◆ Exercise objective: Where a line of the listing below includes the word "PHENIX", reproduce that line.

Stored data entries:

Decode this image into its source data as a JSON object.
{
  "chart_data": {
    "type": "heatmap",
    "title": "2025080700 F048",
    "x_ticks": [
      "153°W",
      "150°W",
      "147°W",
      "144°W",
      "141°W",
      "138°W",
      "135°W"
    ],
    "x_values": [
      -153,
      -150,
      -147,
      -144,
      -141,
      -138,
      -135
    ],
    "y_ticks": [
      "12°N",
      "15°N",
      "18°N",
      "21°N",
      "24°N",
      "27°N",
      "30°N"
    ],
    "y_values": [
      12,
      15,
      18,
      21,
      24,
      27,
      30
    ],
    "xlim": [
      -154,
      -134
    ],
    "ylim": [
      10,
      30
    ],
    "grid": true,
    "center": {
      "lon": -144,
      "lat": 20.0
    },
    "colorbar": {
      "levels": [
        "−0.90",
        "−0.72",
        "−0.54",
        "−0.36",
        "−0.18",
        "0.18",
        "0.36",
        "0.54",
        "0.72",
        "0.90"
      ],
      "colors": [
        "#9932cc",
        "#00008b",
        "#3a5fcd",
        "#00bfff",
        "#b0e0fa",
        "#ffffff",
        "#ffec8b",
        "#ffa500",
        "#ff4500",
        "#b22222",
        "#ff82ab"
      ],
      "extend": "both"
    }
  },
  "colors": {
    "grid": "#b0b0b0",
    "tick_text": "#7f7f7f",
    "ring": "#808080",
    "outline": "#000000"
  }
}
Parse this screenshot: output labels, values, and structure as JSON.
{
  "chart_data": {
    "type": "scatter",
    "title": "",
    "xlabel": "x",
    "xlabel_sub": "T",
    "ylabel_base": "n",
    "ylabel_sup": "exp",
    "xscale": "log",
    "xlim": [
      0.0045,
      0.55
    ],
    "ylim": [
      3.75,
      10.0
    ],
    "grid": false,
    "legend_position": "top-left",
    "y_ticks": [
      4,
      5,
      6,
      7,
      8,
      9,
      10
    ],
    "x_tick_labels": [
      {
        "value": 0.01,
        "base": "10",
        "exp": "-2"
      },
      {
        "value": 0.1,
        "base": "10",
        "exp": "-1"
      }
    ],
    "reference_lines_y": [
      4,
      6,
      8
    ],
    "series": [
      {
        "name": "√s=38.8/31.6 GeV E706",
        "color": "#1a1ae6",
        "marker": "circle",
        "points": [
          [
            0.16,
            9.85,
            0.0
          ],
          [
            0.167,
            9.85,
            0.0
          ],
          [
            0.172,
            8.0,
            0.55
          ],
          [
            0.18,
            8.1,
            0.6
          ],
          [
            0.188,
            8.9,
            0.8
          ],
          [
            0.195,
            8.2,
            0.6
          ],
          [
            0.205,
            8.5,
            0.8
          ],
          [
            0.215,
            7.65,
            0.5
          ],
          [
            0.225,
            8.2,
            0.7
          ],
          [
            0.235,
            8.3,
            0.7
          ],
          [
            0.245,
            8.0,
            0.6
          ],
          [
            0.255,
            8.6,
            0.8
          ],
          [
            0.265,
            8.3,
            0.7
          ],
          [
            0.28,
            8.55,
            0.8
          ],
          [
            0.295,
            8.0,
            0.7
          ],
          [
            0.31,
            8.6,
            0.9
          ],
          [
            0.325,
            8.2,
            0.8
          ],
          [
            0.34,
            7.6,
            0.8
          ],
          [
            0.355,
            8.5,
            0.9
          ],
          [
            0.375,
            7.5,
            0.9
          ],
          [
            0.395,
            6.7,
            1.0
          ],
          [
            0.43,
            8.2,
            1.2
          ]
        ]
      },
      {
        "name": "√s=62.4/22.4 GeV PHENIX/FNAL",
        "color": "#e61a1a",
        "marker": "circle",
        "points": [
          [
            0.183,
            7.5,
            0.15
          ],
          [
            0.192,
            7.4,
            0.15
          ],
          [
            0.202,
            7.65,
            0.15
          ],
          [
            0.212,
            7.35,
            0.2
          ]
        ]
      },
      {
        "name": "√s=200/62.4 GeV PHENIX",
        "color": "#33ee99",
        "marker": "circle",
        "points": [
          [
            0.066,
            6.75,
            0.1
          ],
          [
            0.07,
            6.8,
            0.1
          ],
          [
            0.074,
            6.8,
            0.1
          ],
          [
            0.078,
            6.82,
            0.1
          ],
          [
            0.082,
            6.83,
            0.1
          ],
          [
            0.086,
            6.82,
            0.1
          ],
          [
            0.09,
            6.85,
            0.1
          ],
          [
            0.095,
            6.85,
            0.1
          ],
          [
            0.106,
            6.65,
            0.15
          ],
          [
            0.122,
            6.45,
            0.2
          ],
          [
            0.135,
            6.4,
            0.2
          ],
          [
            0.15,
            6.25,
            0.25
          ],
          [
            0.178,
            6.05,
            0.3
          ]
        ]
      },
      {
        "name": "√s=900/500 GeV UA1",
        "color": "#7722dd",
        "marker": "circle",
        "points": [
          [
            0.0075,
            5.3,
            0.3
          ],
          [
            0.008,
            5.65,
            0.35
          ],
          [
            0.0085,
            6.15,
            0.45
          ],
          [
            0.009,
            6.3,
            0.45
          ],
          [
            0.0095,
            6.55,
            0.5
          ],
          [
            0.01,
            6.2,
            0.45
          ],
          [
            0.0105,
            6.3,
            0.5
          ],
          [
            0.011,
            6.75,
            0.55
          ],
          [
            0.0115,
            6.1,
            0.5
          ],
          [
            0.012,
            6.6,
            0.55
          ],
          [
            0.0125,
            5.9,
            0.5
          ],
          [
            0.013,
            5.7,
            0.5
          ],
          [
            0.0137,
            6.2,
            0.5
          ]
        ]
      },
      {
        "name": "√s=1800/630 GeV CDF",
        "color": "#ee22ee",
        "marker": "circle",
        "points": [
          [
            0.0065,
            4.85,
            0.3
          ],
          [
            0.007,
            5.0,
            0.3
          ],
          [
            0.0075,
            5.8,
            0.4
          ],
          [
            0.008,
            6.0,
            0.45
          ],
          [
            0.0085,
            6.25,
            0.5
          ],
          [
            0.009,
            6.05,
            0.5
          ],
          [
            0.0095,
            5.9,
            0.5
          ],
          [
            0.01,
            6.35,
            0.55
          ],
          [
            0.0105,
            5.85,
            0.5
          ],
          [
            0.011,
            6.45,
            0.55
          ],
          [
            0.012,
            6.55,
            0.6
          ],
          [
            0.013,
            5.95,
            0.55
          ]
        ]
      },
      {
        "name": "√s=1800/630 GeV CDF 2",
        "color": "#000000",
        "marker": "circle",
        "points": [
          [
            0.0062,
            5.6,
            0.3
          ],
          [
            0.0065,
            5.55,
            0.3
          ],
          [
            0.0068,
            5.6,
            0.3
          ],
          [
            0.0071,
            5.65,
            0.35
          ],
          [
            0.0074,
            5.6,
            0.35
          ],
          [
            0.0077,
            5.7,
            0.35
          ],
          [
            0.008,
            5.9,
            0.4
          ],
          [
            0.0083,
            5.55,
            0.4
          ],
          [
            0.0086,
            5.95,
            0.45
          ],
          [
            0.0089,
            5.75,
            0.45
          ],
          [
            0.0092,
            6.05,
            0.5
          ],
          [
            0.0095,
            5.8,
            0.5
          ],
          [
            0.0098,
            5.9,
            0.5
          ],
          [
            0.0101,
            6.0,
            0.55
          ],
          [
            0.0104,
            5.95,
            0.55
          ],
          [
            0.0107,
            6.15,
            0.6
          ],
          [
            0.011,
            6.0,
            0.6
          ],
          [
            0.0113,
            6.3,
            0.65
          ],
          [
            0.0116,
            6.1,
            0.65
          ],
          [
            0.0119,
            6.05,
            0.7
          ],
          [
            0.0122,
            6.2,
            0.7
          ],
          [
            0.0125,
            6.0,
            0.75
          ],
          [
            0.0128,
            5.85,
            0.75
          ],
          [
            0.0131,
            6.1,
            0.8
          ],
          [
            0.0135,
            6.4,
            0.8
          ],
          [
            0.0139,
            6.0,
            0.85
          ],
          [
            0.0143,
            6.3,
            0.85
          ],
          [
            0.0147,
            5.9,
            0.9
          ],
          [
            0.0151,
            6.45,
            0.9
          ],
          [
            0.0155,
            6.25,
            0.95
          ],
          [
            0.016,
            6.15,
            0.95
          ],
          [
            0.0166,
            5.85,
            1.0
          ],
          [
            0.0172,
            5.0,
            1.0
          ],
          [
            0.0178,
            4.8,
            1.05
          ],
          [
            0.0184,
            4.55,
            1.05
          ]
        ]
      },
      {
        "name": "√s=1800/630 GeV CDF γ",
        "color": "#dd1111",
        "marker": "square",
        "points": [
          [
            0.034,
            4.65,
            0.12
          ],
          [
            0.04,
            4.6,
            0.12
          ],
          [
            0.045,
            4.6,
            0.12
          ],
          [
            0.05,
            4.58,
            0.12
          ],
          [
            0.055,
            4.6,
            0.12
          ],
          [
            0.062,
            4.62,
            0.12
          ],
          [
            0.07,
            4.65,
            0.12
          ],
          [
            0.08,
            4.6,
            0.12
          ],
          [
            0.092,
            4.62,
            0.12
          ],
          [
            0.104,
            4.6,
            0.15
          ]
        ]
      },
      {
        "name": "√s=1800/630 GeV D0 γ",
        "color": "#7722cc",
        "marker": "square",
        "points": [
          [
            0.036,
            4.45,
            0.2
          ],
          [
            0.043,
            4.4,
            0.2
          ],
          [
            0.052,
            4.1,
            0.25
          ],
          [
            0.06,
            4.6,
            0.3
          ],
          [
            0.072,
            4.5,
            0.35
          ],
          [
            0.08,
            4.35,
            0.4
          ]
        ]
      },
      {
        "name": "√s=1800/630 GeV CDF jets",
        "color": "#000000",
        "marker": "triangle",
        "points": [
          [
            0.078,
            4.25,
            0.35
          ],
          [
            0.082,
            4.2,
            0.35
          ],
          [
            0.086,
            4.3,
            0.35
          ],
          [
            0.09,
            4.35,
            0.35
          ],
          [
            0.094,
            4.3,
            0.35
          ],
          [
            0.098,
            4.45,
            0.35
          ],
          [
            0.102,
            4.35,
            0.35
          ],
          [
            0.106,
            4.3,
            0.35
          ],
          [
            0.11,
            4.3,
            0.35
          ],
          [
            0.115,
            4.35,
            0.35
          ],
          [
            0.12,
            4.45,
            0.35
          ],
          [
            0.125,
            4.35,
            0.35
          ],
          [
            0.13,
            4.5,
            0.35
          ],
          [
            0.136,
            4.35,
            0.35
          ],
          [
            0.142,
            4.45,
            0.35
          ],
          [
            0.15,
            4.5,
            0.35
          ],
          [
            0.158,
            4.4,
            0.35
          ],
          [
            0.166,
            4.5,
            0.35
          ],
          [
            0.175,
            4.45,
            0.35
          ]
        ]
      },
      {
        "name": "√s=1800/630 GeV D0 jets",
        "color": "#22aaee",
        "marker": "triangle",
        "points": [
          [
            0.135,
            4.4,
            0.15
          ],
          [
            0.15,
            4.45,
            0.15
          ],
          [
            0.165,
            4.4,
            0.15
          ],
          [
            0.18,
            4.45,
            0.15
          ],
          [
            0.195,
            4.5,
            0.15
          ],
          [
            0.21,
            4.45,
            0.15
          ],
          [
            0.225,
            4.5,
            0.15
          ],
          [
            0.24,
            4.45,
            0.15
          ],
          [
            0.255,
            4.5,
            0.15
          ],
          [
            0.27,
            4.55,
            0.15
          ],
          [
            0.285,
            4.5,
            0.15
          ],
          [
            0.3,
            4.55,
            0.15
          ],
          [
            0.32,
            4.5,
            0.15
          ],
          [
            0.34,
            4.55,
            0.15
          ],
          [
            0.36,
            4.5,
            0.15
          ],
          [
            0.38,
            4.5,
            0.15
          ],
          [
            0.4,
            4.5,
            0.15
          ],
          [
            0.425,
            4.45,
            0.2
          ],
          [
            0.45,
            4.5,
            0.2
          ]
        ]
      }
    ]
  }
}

◆ Result of this task:
        "name": "√s=62.4/22.4 GeV PHENIX/FNAL",
        "name": "√s=200/62.4 GeV PHENIX",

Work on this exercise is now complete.